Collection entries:
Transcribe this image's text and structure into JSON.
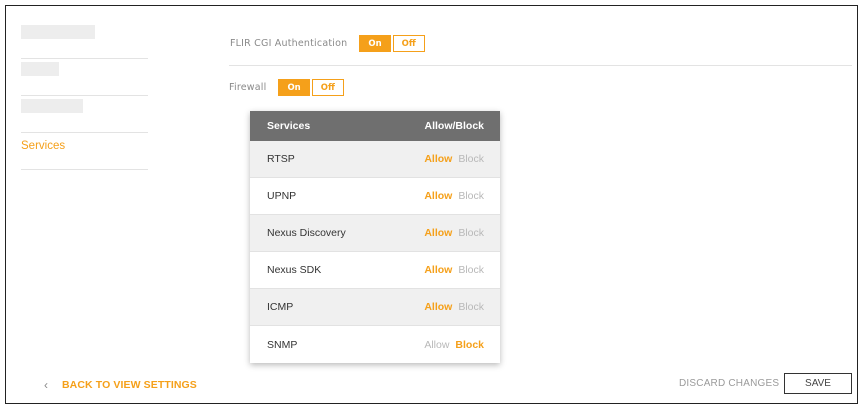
{
  "sidebar": {
    "items": [
      {
        "label": ""
      },
      {
        "label": ""
      },
      {
        "label": ""
      },
      {
        "label": "Services",
        "active": true
      }
    ]
  },
  "settings": {
    "cgi_auth": {
      "label": "FLIR CGI Authentication",
      "on_label": "On",
      "off_label": "Off",
      "selected": "On"
    },
    "firewall": {
      "label": "Firewall",
      "on_label": "On",
      "off_label": "Off",
      "selected": "On"
    }
  },
  "services_table": {
    "header": {
      "name": "Services",
      "action": "Allow/Block"
    },
    "rows": [
      {
        "name": "RTSP",
        "allow": "Allow",
        "block": "Block",
        "selected": "Allow"
      },
      {
        "name": "UPNP",
        "allow": "Allow",
        "block": "Block",
        "selected": "Allow"
      },
      {
        "name": "Nexus Discovery",
        "allow": "Allow",
        "block": "Block",
        "selected": "Allow"
      },
      {
        "name": "Nexus SDK",
        "allow": "Allow",
        "block": "Block",
        "selected": "Allow"
      },
      {
        "name": "ICMP",
        "allow": "Allow",
        "block": "Block",
        "selected": "Allow"
      },
      {
        "name": "SNMP",
        "allow": "Allow",
        "block": "Block",
        "selected": "Block"
      }
    ]
  },
  "footer": {
    "back_label": "BACK TO VIEW SETTINGS",
    "discard_label": "DISCARD CHANGES",
    "save_label": "SAVE"
  },
  "colors": {
    "accent": "#f5a01a",
    "table_header": "#6f6f6f",
    "muted_text": "#8a8a8a"
  },
  "icons": {
    "back": "chevron-left-icon"
  }
}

▶ [WRITTEN INSTRUCTION]
Can you restate all the records above word for word while dropping the pictures?

▶ [RESULT]
Transcribe this image's text and structure into JSON.
{
  "sidebar": {
    "items": [
      {
        "label": ""
      },
      {
        "label": ""
      },
      {
        "label": ""
      },
      {
        "label": "Services",
        "active": true
      }
    ]
  },
  "settings": {
    "cgi_auth": {
      "label": "FLIR CGI Authentication",
      "on_label": "On",
      "off_label": "Off",
      "selected": "On"
    },
    "firewall": {
      "label": "Firewall",
      "on_label": "On",
      "off_label": "Off",
      "selected": "On"
    }
  },
  "services_table": {
    "header": {
      "name": "Services",
      "action": "Allow/Block"
    },
    "rows": [
      {
        "name": "RTSP",
        "allow": "Allow",
        "block": "Block",
        "selected": "Allow"
      },
      {
        "name": "UPNP",
        "allow": "Allow",
        "block": "Block",
        "selected": "Allow"
      },
      {
        "name": "Nexus Discovery",
        "allow": "Allow",
        "block": "Block",
        "selected": "Allow"
      },
      {
        "name": "Nexus SDK",
        "allow": "Allow",
        "block": "Block",
        "selected": "Allow"
      },
      {
        "name": "ICMP",
        "allow": "Allow",
        "block": "Block",
        "selected": "Allow"
      },
      {
        "name": "SNMP",
        "allow": "Allow",
        "block": "Block",
        "selected": "Block"
      }
    ]
  },
  "footer": {
    "back_label": "BACK TO VIEW SETTINGS",
    "discard_label": "DISCARD CHANGES",
    "save_label": "SAVE"
  },
  "colors": {
    "accent": "#f5a01a",
    "table_header": "#6f6f6f",
    "muted_text": "#8a8a8a"
  },
  "icons": {
    "back": "chevron-left-icon"
  }
}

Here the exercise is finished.